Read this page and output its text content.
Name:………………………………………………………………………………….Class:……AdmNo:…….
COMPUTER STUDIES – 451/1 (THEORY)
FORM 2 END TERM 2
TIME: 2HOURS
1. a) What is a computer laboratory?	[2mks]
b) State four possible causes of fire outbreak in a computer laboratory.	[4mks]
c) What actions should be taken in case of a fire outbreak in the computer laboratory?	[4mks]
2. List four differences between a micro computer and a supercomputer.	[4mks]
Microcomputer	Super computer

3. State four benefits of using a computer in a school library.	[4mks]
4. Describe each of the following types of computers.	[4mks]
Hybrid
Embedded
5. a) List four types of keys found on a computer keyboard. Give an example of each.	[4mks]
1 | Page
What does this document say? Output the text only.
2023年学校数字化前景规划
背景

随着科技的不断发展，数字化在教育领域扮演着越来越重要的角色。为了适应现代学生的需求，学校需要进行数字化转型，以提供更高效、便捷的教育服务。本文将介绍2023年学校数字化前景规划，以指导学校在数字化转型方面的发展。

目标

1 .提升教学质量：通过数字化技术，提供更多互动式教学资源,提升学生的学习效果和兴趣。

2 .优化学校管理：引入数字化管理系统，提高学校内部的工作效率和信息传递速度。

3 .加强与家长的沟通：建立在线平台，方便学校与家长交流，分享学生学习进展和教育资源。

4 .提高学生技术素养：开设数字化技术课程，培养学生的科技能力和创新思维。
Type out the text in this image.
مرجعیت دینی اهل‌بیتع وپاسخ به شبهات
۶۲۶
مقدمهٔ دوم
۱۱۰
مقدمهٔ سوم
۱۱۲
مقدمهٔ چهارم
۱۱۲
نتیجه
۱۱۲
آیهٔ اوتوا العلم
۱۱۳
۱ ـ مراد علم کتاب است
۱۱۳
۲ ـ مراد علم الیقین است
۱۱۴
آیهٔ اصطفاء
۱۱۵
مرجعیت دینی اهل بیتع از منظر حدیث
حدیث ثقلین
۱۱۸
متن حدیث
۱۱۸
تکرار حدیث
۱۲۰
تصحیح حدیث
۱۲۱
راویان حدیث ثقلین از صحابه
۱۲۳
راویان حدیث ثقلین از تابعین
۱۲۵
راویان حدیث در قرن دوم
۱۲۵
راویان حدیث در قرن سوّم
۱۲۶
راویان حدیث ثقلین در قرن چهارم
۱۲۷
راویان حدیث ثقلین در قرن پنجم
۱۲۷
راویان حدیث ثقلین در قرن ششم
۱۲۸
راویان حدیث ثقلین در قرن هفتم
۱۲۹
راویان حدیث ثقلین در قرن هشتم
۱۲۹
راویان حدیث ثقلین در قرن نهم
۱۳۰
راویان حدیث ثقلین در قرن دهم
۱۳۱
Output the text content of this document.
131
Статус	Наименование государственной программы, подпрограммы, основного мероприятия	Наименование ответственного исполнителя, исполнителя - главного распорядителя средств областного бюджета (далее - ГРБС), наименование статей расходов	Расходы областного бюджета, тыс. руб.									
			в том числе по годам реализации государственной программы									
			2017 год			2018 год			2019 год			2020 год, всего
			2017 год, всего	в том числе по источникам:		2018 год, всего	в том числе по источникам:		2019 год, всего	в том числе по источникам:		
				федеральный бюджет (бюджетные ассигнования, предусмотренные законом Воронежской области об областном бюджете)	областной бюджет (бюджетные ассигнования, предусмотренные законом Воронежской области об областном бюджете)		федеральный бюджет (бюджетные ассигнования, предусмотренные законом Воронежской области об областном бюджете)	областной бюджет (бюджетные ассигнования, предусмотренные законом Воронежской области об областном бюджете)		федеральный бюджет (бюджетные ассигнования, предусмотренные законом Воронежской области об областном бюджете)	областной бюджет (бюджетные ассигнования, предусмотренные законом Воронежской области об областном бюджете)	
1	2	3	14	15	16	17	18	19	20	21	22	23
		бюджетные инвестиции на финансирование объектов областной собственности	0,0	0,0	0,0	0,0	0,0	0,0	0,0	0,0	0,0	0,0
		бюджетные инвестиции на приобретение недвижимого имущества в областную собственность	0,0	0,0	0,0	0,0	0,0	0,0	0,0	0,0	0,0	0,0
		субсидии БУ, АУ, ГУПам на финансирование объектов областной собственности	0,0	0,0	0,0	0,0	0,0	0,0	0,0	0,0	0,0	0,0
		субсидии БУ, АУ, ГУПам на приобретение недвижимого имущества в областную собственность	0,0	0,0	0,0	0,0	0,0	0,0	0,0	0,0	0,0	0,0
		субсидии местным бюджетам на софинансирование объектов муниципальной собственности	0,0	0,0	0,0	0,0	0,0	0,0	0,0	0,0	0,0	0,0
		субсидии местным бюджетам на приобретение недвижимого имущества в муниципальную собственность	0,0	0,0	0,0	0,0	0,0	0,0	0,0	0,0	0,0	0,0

*Job*. Write the data back out verbatim.

*Answer to this exercise*.
Read this page and output its text content.
Name:………………………………………………………………………………….Class:……AdmNo:…….
COMPUTER STUDIES – 451/1 (THEORY)
FORM 2 END TERM 2
TIME: 2HOURS
1. a) What is a computer laboratory?	[2mks]
b) State four possible causes of fire outbreak in a computer laboratory.	[4mks]
c) What actions should be taken in case of a fire outbreak in the computer laboratory?	[4mks]
2. List four differences between a micro computer and a supercomputer.	[4mks]
Microcomputer	Super computer

3. State four benefits of using a computer in a school library.	[4mks]
4. Describe each of the following types of computers.	[4mks]
Hybrid
Embedded
5. a) List four types of keys found on a computer keyboard. Give an example of each.	[4mks]
1 | Page
What does this document say? Output the text only.
2023年学校数字化前景规划
背景

随着科技的不断发展，数字化在教育领域扮演着越来越重要的角色。为了适应现代学生的需求，学校需要进行数字化转型，以提供更高效、便捷的教育服务。本文将介绍2023年学校数字化前景规划，以指导学校在数字化转型方面的发展。

目标

1 .提升教学质量：通过数字化技术，提供更多互动式教学资源,提升学生的学习效果和兴趣。

2 .优化学校管理：引入数字化管理系统，提高学校内部的工作效率和信息传递速度。

3 .加强与家长的沟通：建立在线平台，方便学校与家长交流，分享学生学习进展和教育资源。

4 .提高学生技术素养：开设数字化技术课程，培养学生的科技能力和创新思维。
Type out the text in this image.
مرجعیت دینی اهل‌بیتع وپاسخ به شبهات
۶۲۶
مقدمهٔ دوم
۱۱۰
مقدمهٔ سوم
۱۱۲
مقدمهٔ چهارم
۱۱۲
نتیجه
۱۱۲
آیهٔ اوتوا العلم
۱۱۳
۱ ـ مراد علم کتاب است
۱۱۳
۲ ـ مراد علم الیقین است
۱۱۴
آیهٔ اصطفاء
۱۱۵
مرجعیت دینی اهل بیتع از منظر حدیث
حدیث ثقلین
۱۱۸
متن حدیث
۱۱۸
تکرار حدیث
۱۲۰
تصحیح حدیث
۱۲۱
راویان حدیث ثقلین از صحابه
۱۲۳
راویان حدیث ثقلین از تابعین
۱۲۵
راویان حدیث در قرن دوم
۱۲۵
راویان حدیث در قرن سوّم
۱۲۶
راویان حدیث ثقلین در قرن چهارم
۱۲۷
راویان حدیث ثقلین در قرن پنجم
۱۲۷
راویان حدیث ثقلین در قرن ششم
۱۲۸
راویان حدیث ثقلین در قرن هفتم
۱۲۹
راویان حدیث ثقلین در قرن هشتم
۱۲۹
راویان حدیث ثقلین در قرن نهم
۱۳۰
راویان حدیث ثقلین در قرن دهم
۱۳۱
Output the text content of this document.
131
Статус	Наименование государственной программы, подпрограммы, основного мероприятия	Наименование ответственного исполнителя, исполнителя - главного распорядителя средств областного бюджета (далее - ГРБС), наименование статей расходов	Расходы областного бюджета, тыс. руб.									
			в том числе по годам реализации государственной программы									
			2017 год			2018 год			2019 год			2020 год, всего
			2017 год, всего	в том числе по источникам:		2018 год, всего	в том числе по источникам:		2019 год, всего	в том числе по источникам:		
				федеральный бюджет (бюджетные ассигнования, предусмотренные законом Воронежской области об областном бюджете)	областной бюджет (бюджетные ассигнования, предусмотренные законом Воронежской области об областном бюджете)		федеральный бюджет (бюджетные ассигнования, предусмотренные законом Воронежской области об областном бюджете)	областной бюджет (бюджетные ассигнования, предусмотренные законом Воронежской области об областном бюджете)		федеральный бюджет (бюджетные ассигнования, предусмотренные законом Воронежской области об областном бюджете)	областной бюджет (бюджетные ассигнования, предусмотренные законом Воронежской области об областном бюджете)	
1	2	3	14	15	16	17	18	19	20	21	22	23
		бюджетные инвестиции на финансирование объектов областной собственности	0,0	0,0	0,0	0,0	0,0	0,0	0,0	0,0	0,0	0,0
		бюджетные инвестиции на приобретение недвижимого имущества в областную собственность	0,0	0,0	0,0	0,0	0,0	0,0	0,0	0,0	0,0	0,0
		субсидии БУ, АУ, ГУПам на финансирование объектов областной собственности	0,0	0,0	0,0	0,0	0,0	0,0	0,0	0,0	0,0	0,0
		субсидии БУ, АУ, ГУПам на приобретение недвижимого имущества в областную собственность	0,0	0,0	0,0	0,0	0,0	0,0	0,0	0,0	0,0	0,0
		субсидии местным бюджетам на софинансирование объектов муниципальной собственности	0,0	0,0	0,0	0,0	0,0	0,0	0,0	0,0	0,0	0,0
		субсидии местным бюджетам на приобретение недвижимого имущества в муниципальную собственность	0,0	0,0	0,0	0,0	0,0	0,0	0,0	0,0	0,0	0,0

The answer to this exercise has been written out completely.